Records excerpted from a collection:
%%

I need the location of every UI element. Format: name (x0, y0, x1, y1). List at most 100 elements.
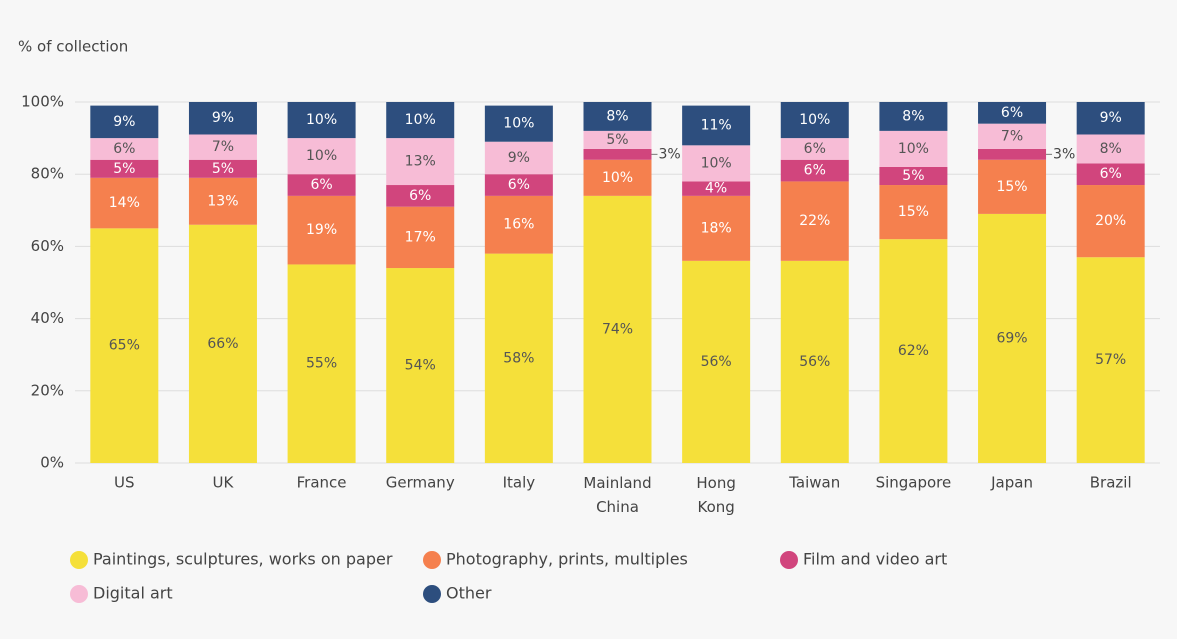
data-label: 7% (1001, 128, 1023, 144)
x-tick-line: Kong (697, 498, 734, 516)
bar-segment (682, 145, 751, 182)
bar-segment (583, 148, 652, 160)
bar-segment (287, 138, 356, 175)
bar-segment (978, 213, 1047, 463)
bar-segment (188, 177, 257, 225)
data-label: 14% (109, 195, 140, 211)
legend-label: Other (446, 584, 492, 603)
data-label: 8% (1100, 141, 1122, 157)
bar-segment (978, 159, 1047, 214)
bar-segment (484, 174, 553, 196)
x-tick-label: Mainland China (583, 474, 651, 516)
x-tick-label: Taiwan (788, 474, 840, 492)
data-label: 56% (701, 354, 732, 370)
bar-segment (1076, 163, 1145, 186)
bar-segment (780, 159, 849, 182)
bar-segment (188, 102, 257, 135)
data-label: 3% (1053, 146, 1075, 162)
bar-segment (780, 102, 849, 139)
data-label: 7% (212, 139, 234, 155)
bar-segment (978, 148, 1047, 160)
legend-label: Film and video art (803, 550, 947, 569)
y-tick-label: 60% (31, 237, 64, 255)
data-label: 6% (804, 163, 826, 179)
bar-segment (879, 239, 948, 463)
data-label: 9% (1100, 110, 1122, 126)
data-label: 15% (996, 179, 1027, 195)
legend-swatch (70, 551, 88, 569)
y-tick-label: 0% (40, 454, 64, 472)
data-label: 10% (405, 112, 436, 128)
bar-segment (583, 102, 652, 131)
bar-segment (386, 206, 455, 269)
data-label: 6% (1001, 105, 1023, 121)
bar-segment (287, 264, 356, 463)
y-tick-label: 20% (31, 381, 64, 399)
bar-segment (1076, 134, 1145, 164)
data-label: 6% (508, 177, 530, 193)
x-tick-label: France (297, 474, 347, 492)
data-label: 69% (996, 330, 1027, 346)
bar-segment (484, 105, 553, 142)
x-tick-label: Singapore (876, 474, 952, 492)
data-label: 54% (405, 358, 436, 374)
data-label: 62% (898, 343, 929, 359)
data-label: 10% (306, 112, 337, 128)
bar-segment (682, 105, 751, 146)
data-label: 10% (306, 148, 337, 164)
data-label: 20% (1095, 213, 1126, 229)
bar-segment (287, 102, 356, 139)
bar-segment (978, 102, 1047, 124)
legend-label: Digital art (93, 584, 173, 603)
x-tick-label: US (114, 474, 135, 492)
data-label: 5% (212, 161, 234, 177)
data-label: 74% (602, 321, 633, 337)
bar-segment (90, 228, 159, 463)
data-label: 15% (898, 204, 929, 220)
data-label: 3% (659, 146, 681, 162)
data-label: 9% (508, 150, 530, 166)
data-label: 13% (405, 154, 436, 170)
y-tick-label: 40% (31, 309, 64, 327)
bar-segment (188, 159, 257, 178)
x-tick-line: China (596, 498, 639, 516)
bar-segment (90, 105, 159, 139)
data-label: 58% (503, 350, 534, 366)
data-label: 18% (701, 220, 732, 236)
bar-segment (682, 181, 751, 196)
legend-swatch (423, 585, 441, 603)
bar-segment (188, 224, 257, 463)
data-label: 8% (606, 108, 628, 124)
data-label: 10% (898, 141, 929, 157)
bar-segment (287, 174, 356, 196)
data-label: 13% (207, 193, 238, 209)
bar-segment (90, 177, 159, 229)
legend-label: Photography, prints, multiples (446, 550, 688, 569)
data-label: 6% (1100, 166, 1122, 182)
data-label: 9% (113, 114, 135, 130)
bar-segment (879, 185, 948, 240)
bar-segment (780, 138, 849, 160)
legend-swatch (780, 551, 798, 569)
x-tick-label: UK (213, 474, 235, 492)
data-label: 56% (799, 354, 830, 370)
data-label: 16% (503, 217, 534, 233)
data-label: 65% (109, 338, 140, 354)
bar-segment (879, 130, 948, 167)
data-label: 22% (799, 213, 830, 229)
data-label: 66% (207, 336, 238, 352)
bar-segment (583, 195, 652, 464)
x-tick-label: Japan (990, 474, 1033, 492)
bar-segment (682, 260, 751, 463)
data-label: 5% (902, 168, 924, 184)
x-tick-label: Germany (386, 474, 455, 492)
bar-segment (1076, 257, 1145, 463)
bar-segment (682, 195, 751, 261)
bar-segment (583, 130, 652, 149)
bar-segment (90, 138, 159, 160)
bar-segment (484, 253, 553, 463)
x-tick-line: Hong (696, 474, 736, 492)
data-label: 11% (701, 117, 732, 133)
data-label: 10% (799, 112, 830, 128)
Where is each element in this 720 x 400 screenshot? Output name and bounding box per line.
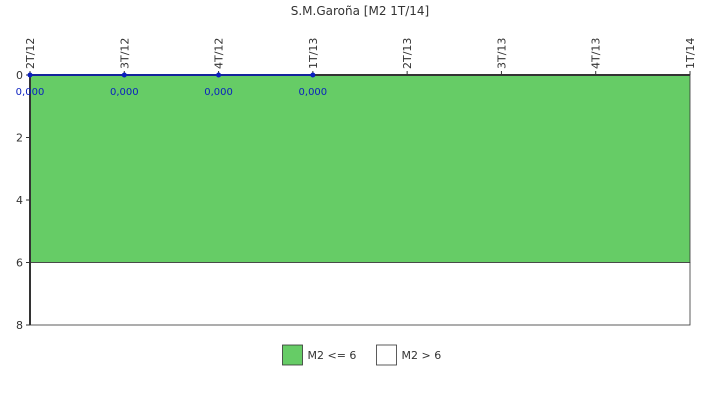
data-point [27,72,33,78]
legend-swatch [282,344,303,366]
x-tick-label: 1T/13 [307,38,320,69]
data-label: 0,000 [204,87,233,98]
series-layer: 0,000 0,000 0,000 0,000 [16,72,328,98]
data-point [310,72,316,78]
data-point [121,72,127,78]
x-tick-label: 4T/12 [213,38,226,69]
x-tick-label: 3T/13 [495,38,508,69]
y-tick-label: 0 [16,69,23,82]
legend-swatch [376,344,397,366]
bands-layer [29,74,691,326]
legend-label: M2 <= 6 [308,349,357,362]
band-0 [29,74,691,263]
y-tick-label: 4 [16,194,23,207]
legend: M2 <= 6 M2 > 6 [282,344,442,366]
chart-title: S.M.Garoña [M2 1T/14] [291,4,429,18]
data-point [216,72,222,78]
data-label: 0,000 [299,87,328,98]
data-label: 0,000 [16,87,45,98]
band-1 [29,262,691,326]
x-tick-label: 1T/14 [684,38,697,69]
x-tick-label: 3T/12 [118,38,131,69]
y-tick-label: 6 [16,257,23,270]
data-label: 0,000 [110,87,139,98]
y-tick-label: 8 [16,319,23,332]
x-ticks-layer: 2T/12 3T/12 4T/12 1T/13 2T/13 3T/13 4T/13 1T/14 [24,38,697,75]
y-tick-label: 2 [16,132,23,145]
x-tick-label: 2T/13 [401,38,414,69]
x-tick-label: 4T/13 [590,38,603,69]
x-tick-label: 2T/12 [24,38,37,69]
legend-label: M2 > 6 [402,349,442,362]
y-ticks-layer: 0 2 4 6 8 [16,69,30,332]
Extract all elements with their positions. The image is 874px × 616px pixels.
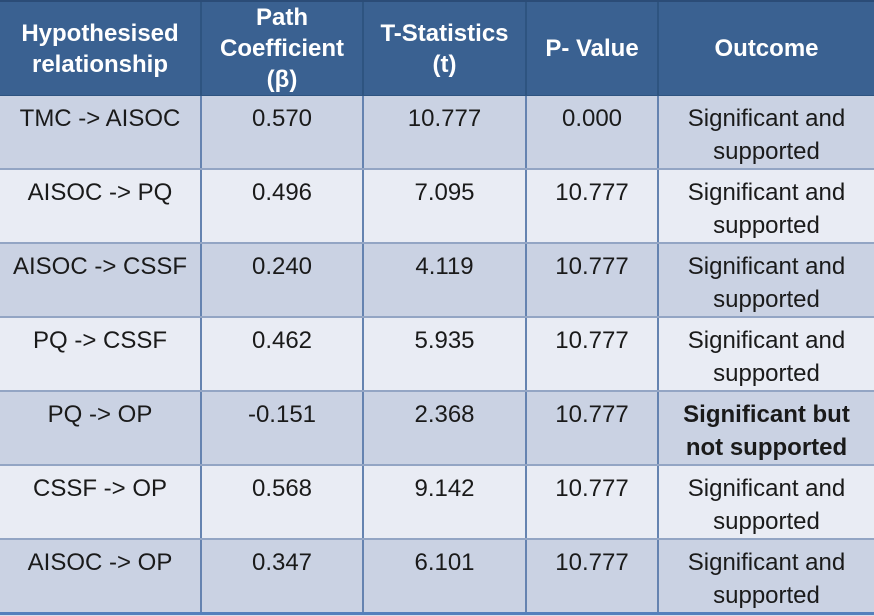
cell-relationship: PQ -> OP	[0, 392, 202, 464]
header-cell-path-coefficient: Path Coefficient (β)	[202, 2, 364, 95]
cell-relationship: AISOC -> OP	[0, 540, 202, 612]
cell-p-value: 10.777	[527, 318, 659, 390]
cell-p-value: 10.777	[527, 466, 659, 538]
cell-t-statistics: 4.119	[364, 244, 527, 316]
cell-t-statistics: 10.777	[364, 96, 527, 168]
cell-p-value: 0.000	[527, 96, 659, 168]
cell-p-value: 10.777	[527, 392, 659, 464]
cell-path-coefficient: 0.568	[202, 466, 364, 538]
cell-t-statistics: 5.935	[364, 318, 527, 390]
cell-outcome: Significant but not supported	[683, 401, 850, 461]
cell-relationship: TMC -> AISOC	[0, 96, 202, 168]
cell-outcome: Significant and supported	[687, 549, 846, 609]
table-body: TMC -> AISOC 0.570 10.777 0.000 Signific…	[0, 96, 874, 612]
table-row: AISOC -> OP 0.347 6.101 10.777 Significa…	[0, 540, 874, 612]
cell-p-value: 10.777	[527, 540, 659, 612]
cell-t-statistics: 6.101	[364, 540, 527, 612]
header-cell-relationship: Hypothesised relationship	[0, 2, 202, 95]
cell-relationship: AISOC -> PQ	[0, 170, 202, 242]
cell-path-coefficient: 0.462	[202, 318, 364, 390]
cell-path-coefficient: 0.347	[202, 540, 364, 612]
cell-path-coefficient: 0.240	[202, 244, 364, 316]
cell-p-value: 10.777	[527, 244, 659, 316]
header-cell-outcome: Outcome	[714, 35, 819, 62]
cell-relationship: AISOC -> CSSF	[0, 244, 202, 316]
cell-p-value: 10.777	[527, 170, 659, 242]
table-row: TMC -> AISOC 0.570 10.777 0.000 Signific…	[0, 96, 874, 170]
header-cell-p-value: P- Value	[527, 2, 659, 95]
cell-path-coefficient: -0.151	[202, 392, 364, 464]
cell-path-coefficient: 0.570	[202, 96, 364, 168]
header-cell-t-statistics: T-Statistics (t)	[364, 2, 527, 95]
cell-path-coefficient: 0.496	[202, 170, 364, 242]
table-row: AISOC -> PQ 0.496 7.095 10.777 Significa…	[0, 170, 874, 244]
cell-outcome: Significant and supported	[687, 253, 846, 313]
table-header-row: Hypothesised relationship Path Coefficie…	[0, 2, 874, 96]
cell-t-statistics: 9.142	[364, 466, 527, 538]
table-row: PQ -> OP -0.151 2.368 10.777 Significant…	[0, 392, 874, 466]
cell-outcome: Significant and supported	[687, 105, 846, 165]
cell-relationship: CSSF -> OP	[0, 466, 202, 538]
table-row: CSSF -> OP 0.568 9.142 10.777 Significan…	[0, 466, 874, 540]
table-bottom-strip	[0, 614, 874, 616]
cell-outcome: Significant and supported	[687, 475, 846, 535]
table-bottom-border	[0, 612, 874, 615]
cell-t-statistics: 7.095	[364, 170, 527, 242]
cell-t-statistics: 2.368	[364, 392, 527, 464]
cell-outcome: Significant and supported	[687, 179, 846, 239]
cell-outcome: Significant and supported	[687, 327, 846, 387]
cell-relationship: PQ -> CSSF	[0, 318, 202, 390]
table-row: AISOC -> CSSF 0.240 4.119 10.777 Signifi…	[0, 244, 874, 318]
table-row: PQ -> CSSF 0.462 5.935 10.777 Significan…	[0, 318, 874, 392]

%%

● What you have to do: Copy out everything in the listing from the line containing "392, 202, 464]" down to the line containing "318, 527, 390]", and substitute "cell-t-value" for "cell-t-statistics" throughout that stretch. Keep everything else unchanged.

● Finished exercise:
cell-relationship: PQ -> OP	[0, 392, 202, 464]
header-cell-path-coefficient: Path Coefficient (β)	[202, 2, 364, 95]
cell-relationship: AISOC -> OP	[0, 540, 202, 612]
cell-p-value: 10.777	[527, 318, 659, 390]
cell-p-value: 10.777	[527, 466, 659, 538]
cell-t-value: 4.119	[364, 244, 527, 316]
cell-t-value: 10.777	[364, 96, 527, 168]
cell-p-value: 0.000	[527, 96, 659, 168]
cell-p-value: 10.777	[527, 392, 659, 464]
cell-path-coefficient: 0.568	[202, 466, 364, 538]
cell-t-value: 5.935	[364, 318, 527, 390]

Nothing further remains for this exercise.